-- Begin Source excerpt --

I agree with everyone. I recently had a similar situation with my second grader. One of her friends in her class died in a car accident...it was just a few months ago. I just explained to DD that her friend was in an accident and had died. DD was devastated. I don't think a day has gone by since the accident where she doesn't talk about her friend. {{{{{HUGS}}}}}}}
I'm so sorry for the loss of your friend. Remember as you tell your dd that it is ok for her to be sad, it is also ok for you to be sad. She will be watching you to learn how to grieve. {{{hugs}}} to you and dd at a difficult time. Don't we all wish we could protect them from this forever?
Thanks, dh is on his way home now and we will talk to her together.
{{{{{COLETTE}}}}} You have my deepest sympathy and prayers. It was one year ago today that I lost my very best friend very suddenly from a pulmonary embolism and I too have young children. Your DD is almost the same age as my DS and like everyone has said be honest and answer all her questions, which will be many and please don't hide your emotions, it helps them to see that you are sad too. My DS thinks of her as an Angel!!!! If she has never been to a funeral home before I suggest you take her. For some reason this helped my DS realize what death means, but that their memory will last forever.

-- End Source excerpt --

*Task requirements*:
1: According to the forum thread on explaining a death to a child, how did the second grader's classmate die?
2: Extend the forum thread on explaining a death to a child by writing what comes after its last post.

-- Begin Information supplied --

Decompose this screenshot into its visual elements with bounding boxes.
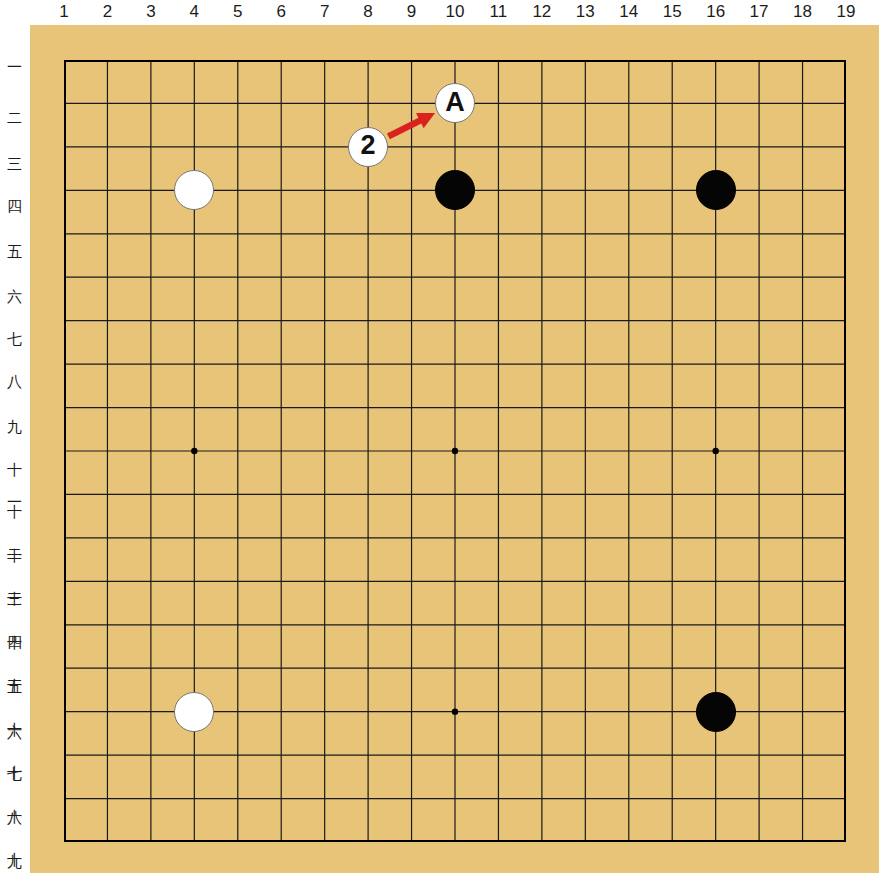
column-label: 5: [216, 0, 259, 23]
white-stone-A[interactable]: A: [435, 83, 475, 123]
column-label: 11: [477, 0, 520, 23]
column-label: 7: [303, 0, 346, 23]
row-label: 十一: [0, 473, 30, 516]
row-labels: 一二三四五六七八九十十一十二十三十四十五十六十七十八十九: [0, 38, 30, 863]
column-label: 12: [520, 0, 563, 23]
row-label: 五: [0, 212, 30, 255]
column-label: 13: [564, 0, 607, 23]
row-label: 四: [0, 169, 30, 212]
row-label: 十二: [0, 516, 30, 559]
stone-label: A: [445, 89, 465, 116]
column-label: 10: [433, 0, 476, 23]
go-board[interactable]: 2A: [42, 38, 867, 863]
column-label: 6: [260, 0, 303, 23]
black-stone[interactable]: [435, 170, 475, 210]
column-label: 16: [694, 0, 737, 23]
row-label: 一: [0, 38, 30, 81]
row-label: 十七: [0, 733, 30, 776]
row-label: 十八: [0, 777, 30, 820]
white-stone-2[interactable]: 2: [348, 127, 388, 167]
column-label: 8: [346, 0, 389, 23]
column-label: 18: [781, 0, 824, 23]
column-label: 4: [173, 0, 216, 23]
row-label: 十九: [0, 820, 30, 863]
row-label: 九: [0, 386, 30, 429]
black-stone[interactable]: [696, 170, 736, 210]
column-label: 17: [737, 0, 780, 23]
row-label: 十三: [0, 560, 30, 603]
row-label: 二: [0, 82, 30, 125]
column-label: 9: [390, 0, 433, 23]
white-stone[interactable]: [174, 170, 214, 210]
black-stone[interactable]: [696, 692, 736, 732]
row-label: 七: [0, 299, 30, 342]
column-label: 15: [650, 0, 693, 23]
column-labels: 12345678910111213141516171819: [42, 0, 867, 23]
row-label: 八: [0, 342, 30, 385]
row-label: 三: [0, 125, 30, 168]
column-label: 14: [607, 0, 650, 23]
row-label: 十: [0, 429, 30, 472]
column-label: 3: [129, 0, 172, 23]
row-label: 十四: [0, 603, 30, 646]
go-diagram-page: 12345678910111213141516171819 一二三四五六七八九十…: [0, 0, 879, 873]
column-label: 1: [42, 0, 85, 23]
row-label: 六: [0, 256, 30, 299]
column-label: 19: [824, 0, 867, 23]
white-stone[interactable]: [174, 692, 214, 732]
row-label: 十五: [0, 646, 30, 689]
stone-label: 2: [361, 132, 376, 159]
column-label: 2: [86, 0, 129, 23]
row-label: 十六: [0, 690, 30, 733]
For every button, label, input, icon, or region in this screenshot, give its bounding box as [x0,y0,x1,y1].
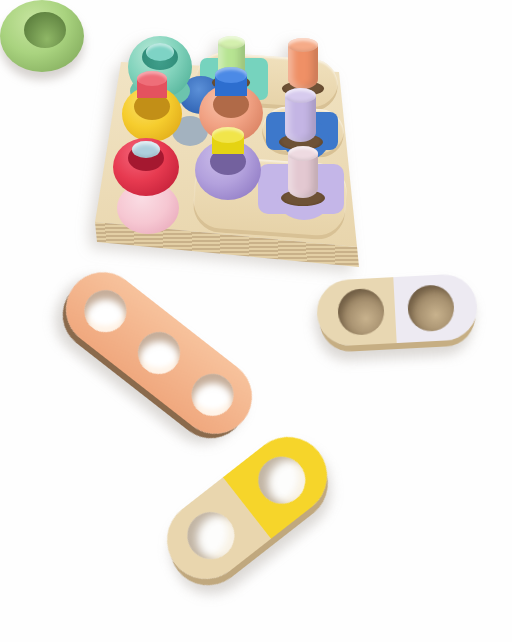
bar-hole [249,447,315,513]
orange-peg [288,38,318,90]
loose-peach-three-hole-bar [51,257,267,448]
bar-hole [178,503,244,569]
lavender-peg [285,88,316,142]
lightblue-peg-top [132,141,160,158]
bar-hole [183,365,242,424]
green-peg-top [218,36,245,49]
cell-r3c2 [185,162,265,246]
loose-green-ring [0,0,84,72]
peg-board [88,50,380,276]
yellow-ring [122,86,182,142]
pink-peg-top [288,146,318,161]
loose-wood-yellow-two-hole-bar [151,421,342,595]
red-peg-top [137,71,167,86]
yellow-peg-top [212,127,244,143]
photo-stage [0,0,512,642]
lavender-peg-top [285,88,316,103]
red-ring [113,138,179,196]
orange-peg-top [288,38,318,52]
pink-peg [288,146,318,198]
loose-wood-white-two-hole-bar [315,273,478,347]
purple-ring [195,140,261,200]
teal-peg-top [146,43,174,61]
bar-hole [130,324,189,383]
bar-hole [407,284,455,332]
cell-r3c3 [265,162,357,246]
green-ring-hole [24,12,66,48]
bar-hole [76,282,135,341]
blue-peg-top [215,67,247,83]
bar-hole [337,288,385,336]
cell-r3c1 [95,162,185,246]
peg-grid [95,32,357,246]
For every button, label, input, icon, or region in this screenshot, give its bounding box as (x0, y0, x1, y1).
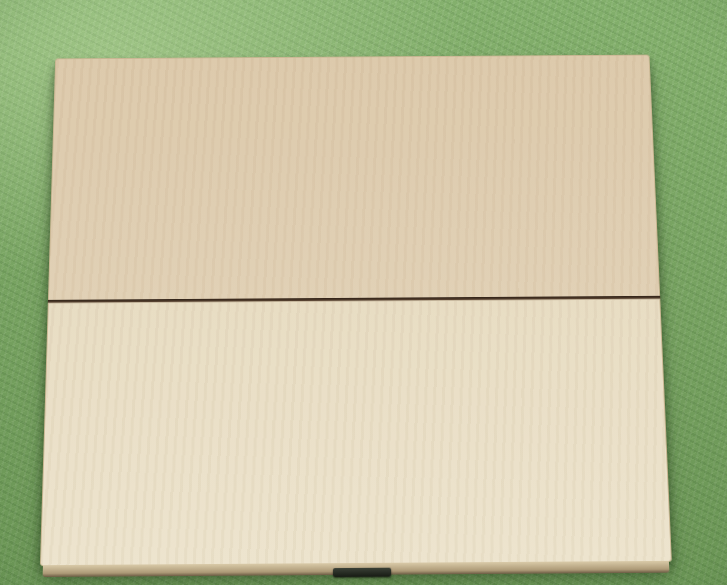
photo-scene (0, 0, 727, 585)
metal-clasp (333, 568, 391, 577)
chess-board (40, 55, 672, 567)
chess-board-grid (41, 55, 671, 565)
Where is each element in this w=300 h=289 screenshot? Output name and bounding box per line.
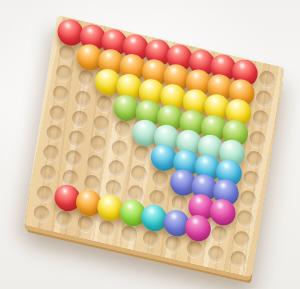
divot-hole xyxy=(67,129,85,148)
divot-hole xyxy=(164,234,182,253)
divot-hole xyxy=(42,144,60,163)
board-cell xyxy=(117,221,142,246)
divot-hole xyxy=(242,169,260,188)
divot-hole xyxy=(207,244,225,263)
divot-hole xyxy=(77,69,95,88)
divot-hole xyxy=(245,149,263,168)
divot-hole xyxy=(55,64,73,83)
divot-hole xyxy=(64,149,82,168)
divot-hole xyxy=(120,224,138,243)
divot-hole xyxy=(86,154,104,173)
divot-hole xyxy=(74,89,92,108)
board-cell xyxy=(160,231,185,256)
divot-hole xyxy=(92,114,110,133)
divot-hole xyxy=(111,139,129,158)
bead-board xyxy=(24,15,285,278)
divot-hole xyxy=(142,229,160,248)
divot-hole xyxy=(96,94,114,113)
divot-hole xyxy=(248,129,266,148)
divot-hole xyxy=(98,219,116,238)
divot-hole xyxy=(255,89,273,108)
divot-hole xyxy=(258,69,276,88)
divot-hole xyxy=(211,224,229,243)
divot-hole xyxy=(151,169,169,188)
divot-hole xyxy=(55,209,73,228)
divot-hole xyxy=(186,239,204,258)
board-cell xyxy=(182,236,207,261)
divot-hole xyxy=(36,184,54,203)
divot-hole xyxy=(58,44,76,63)
board-cell xyxy=(29,201,54,226)
divot-hole xyxy=(130,164,148,183)
board-cell xyxy=(73,211,98,236)
divot-hole xyxy=(236,209,254,228)
divot-hole xyxy=(232,229,250,248)
divot-hole xyxy=(89,134,107,153)
divot-hole xyxy=(76,214,94,233)
divot-hole xyxy=(251,109,269,128)
divot-hole xyxy=(71,109,89,128)
photo-backdrop xyxy=(0,0,300,289)
board-cell xyxy=(204,241,229,266)
board-cell xyxy=(95,216,120,241)
divot-hole xyxy=(133,144,151,163)
divot-hole xyxy=(52,84,70,103)
divot-hole xyxy=(229,249,247,268)
divot-hole xyxy=(46,124,64,143)
divot-hole xyxy=(114,119,132,138)
divot-hole xyxy=(49,104,67,123)
board-cell xyxy=(226,246,251,271)
divot-hole xyxy=(108,159,126,178)
board-cell xyxy=(139,226,164,251)
divot-hole xyxy=(239,189,257,208)
divot-hole xyxy=(39,164,57,183)
board-cell xyxy=(51,206,76,231)
divot-hole xyxy=(33,204,51,223)
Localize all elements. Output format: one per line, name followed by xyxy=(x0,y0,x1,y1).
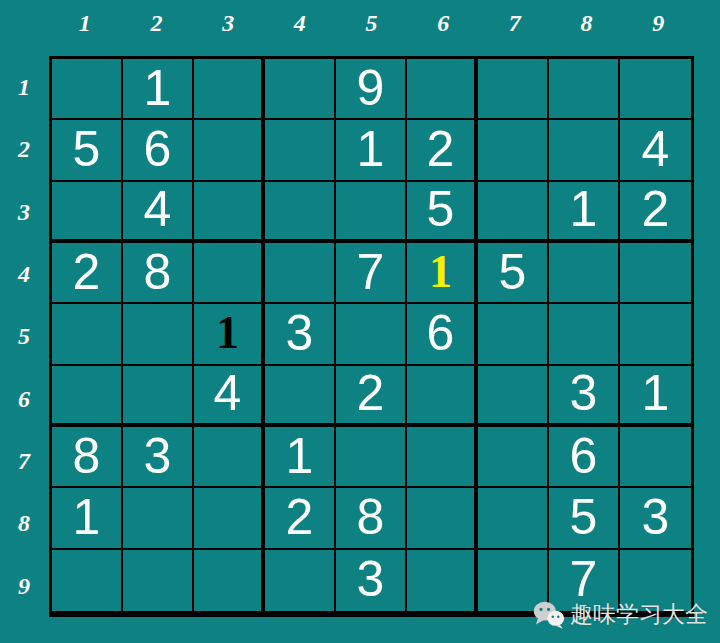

-- End Information supplied --

*Responses for each task*:
1: In a car accident.

2:
Good advice here. You have to tell her, you need to be honest. But you need to let her take the lead from there. Some kids have a lot of questions, some don't. Just be there for her. Don't be afraid to let her see you cry. We have had several deaths in our family. My dd takes them very hard, but my son's don't. There are days that I still cry, and I have told my children that we each deal with grief in our own way and there is no right way, just because I am crying and sad, doesn't mean they have to be. I was suprised at some of the questions and fears that arose. My son wanted specifics, like what happens to the body, what exactly caused death. My dd fears anytime someone gets sick. I found out the first time I need to be very clear, state she was in an unusually bad car wreck. In 2nd grade they don't rate car wrecks, so if your hubby gets in a fender bender she might worry that he will die later. Good luck, my thoughts and prayers are with you. Is she still in school?
Oh Colette, I'm so sorry. I can't add anything that hasn't already been said but wanted to send {{{HUGS}}} and prayers. How terribly sudden and tragic.
Colette, I'm so very sorry for your loss. {{{HUGS}}}.
I agree that you should just be as honest as possible. I'm so sorry for you and your daughter. There is a WONDERFUL children's book about death called Badger's Parting Gifts, I can't think of the author. It talks about how someone may not be with us anymore, but we can always remember what they contributed to us and in that way ease our grieving. I'm sure you can find it on amazon. (((Hugs)))
I'm so sorry for your and dd's loss. Gosh, that is so sad. Just tell her the truth and be there for her. ((hugs)) I am so sorry.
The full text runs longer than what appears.